▶ _OBJECTIFS_
1. Reproduisez le passage de l’entretien avec Pierre N’Diaye situé entre « Pierre N’Diaye est » et « vous a motivé ? », bornes incluses.
2. Indiquez si chacune des affirmations suivantes concorde avec l’entretien avec Pierre N’Diaye. Répondez par oui ou par non et citez à l’identique les mots de l’entretien qui tranchent.
(a) La commission « sûreté chantiers » se réunit tous les mois.
(b) Pierre N’Diaye travaille chez Eiffage Construction sud-ouest.
(c) Aucun représentant de la Gendarmerie ne participe à la commission.
3. Rédigez la suite de l’entretien avec Pierre N’Diaye, en partant de sa dernière phrase.

▶ _TEXTE DU DOCUMENT_
------------------------------------------------
PIERRE N’DIAYE : « NOUS AVONS BATI UN SOCLE DE REFERENCES COMMUNES »

Pierre N’Diaye est responsable « Productivité, qualité, sécurité, environnement et de l’insertion » chez Eiffage Construction sud-est, et chef de file de la commission « sûreté chantiers ».

© Eiffage Construction

Vous animez la commission « sûreté chantiers » depuis son installation. Qu’est-ce qui vous a motivé ?

C’est pour moi une implication évidente. Il est très rare que des représentants des entreprises, des organismes Hlm, de la Police, de la Gendarmerie et du secteur emploi/insertion se réunissent pour parler de projets communs. Et encore moins qu’ils le fassent tous les mois. Nous avons un objectif commun à porter et il est normal de s’y impliquer.

Il y a eu beaucoup de difficultés et même de blocages sur les chantiers ces dernières années. Et dans la commission nous avons une volonté très forte de réussir les opérations de construction ou de rénovation nécessaires à la société en général.

Vous faites allusion à quelles difficultés ?
------------------------------------------------
▶ _DONNÉES AFFICHÉES_
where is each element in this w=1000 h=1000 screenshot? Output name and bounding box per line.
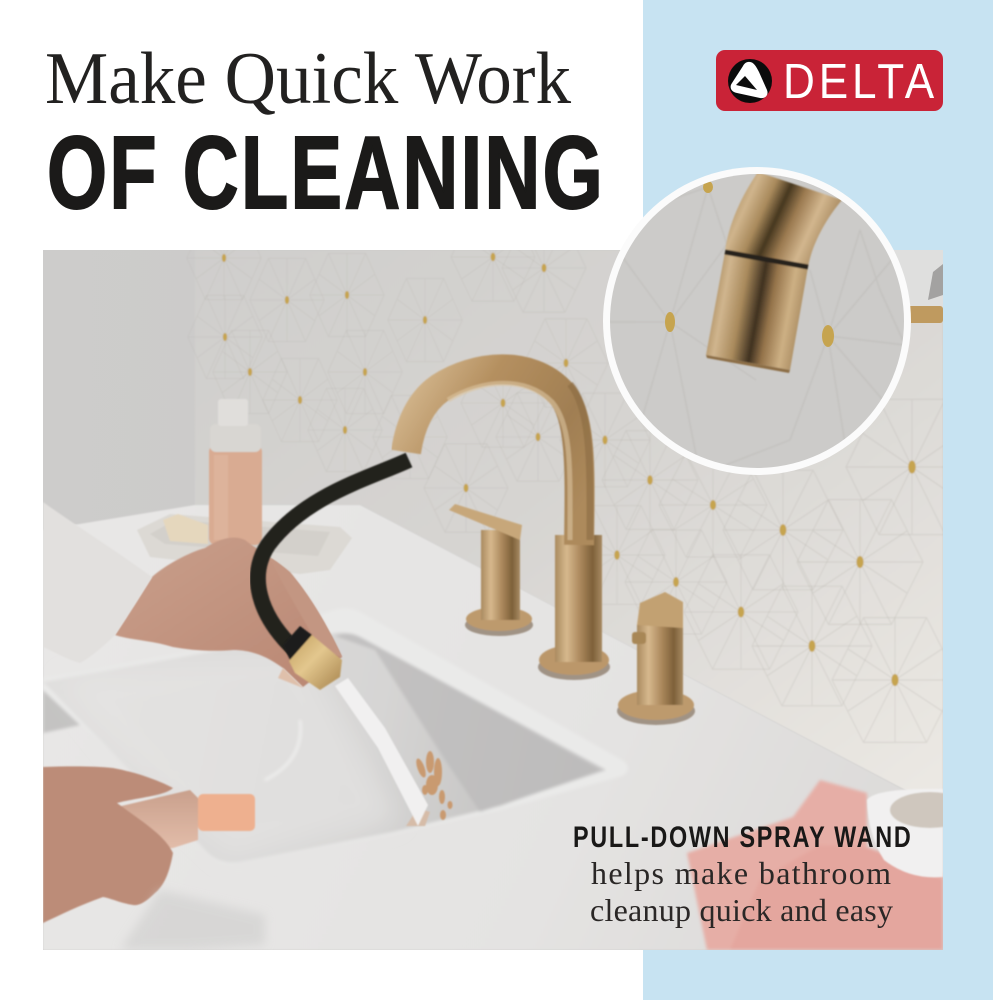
------------------------------------------------
▶ _ENSEMBLE DES RÉPONSES_
1.
Pierre N’Diaye est responsable « Productivité, qualité, sécurité, environnement et de l’insertion » chez Eiffage Construction sud-est, et chef de file de la commission « sûreté chantiers ».

© Eiffage Construction

Vous animez la commission « sûreté chantiers » depuis son installation. Qu’est-ce qui vous a motivé ?

2.
(a) Oui : « Et encore moins qu’ils le fassent tous les mois. »
(b) Non : « chez Eiffage Construction sud-est »
(c) Non : « des représentants des entreprises, des organismes Hlm, de la Police, de la Gendarmerie et du secteur emploi/insertion se réunissent »

3.
Menaces, blocages, difficultés à trouver des personnels sur certains chantiers, rackets, vols… il a fallu dialoguer, se mettre tous autour d’une table, comprendre les enjeux de chacun, leurs difficultés et agir collectivement. Au-delà du dispositif Ras le Vol, la commission « sûreté chantiers » libère régulièrement la parole de tous les intervenants, on prend l’habitude d’échanger et de créer ensemble des documents, des dispositifs, des réponses collectives aux problèmes auxquels nous sommes tous confrontés.

Vous avez élaboré et signé au sein de la commission la Charte « chantiers responsables »…

Oui, cela a été le fruit d’un an de travail en commun. Nous voulions bâtir un socle de références, une base simple autour de laquelle nos engagements respectifs étaient affirmés dans l’objectif de la réussite commune. La Préfecture de Police (Police nationale et Gendarmerie), la Préfète déléguée pour l’égalité des chances, les entreprises et les bailleurs sociaux ont signé cette Charte.

Nous avons également mis en place des fiches de procédure qui permettent à chacun d’avoir une vision simple et claire de ce qu’il faut faire selon les circonstances et les événements qui peuvent se produire sur le chantier. Et surtout de synthétiser des préconisations pour l’organisation d’un partenariat opérationnel sur site qui permet d’assurer la réussite collective du déroulement du chantier.

Vous pouvez donner des exemples ?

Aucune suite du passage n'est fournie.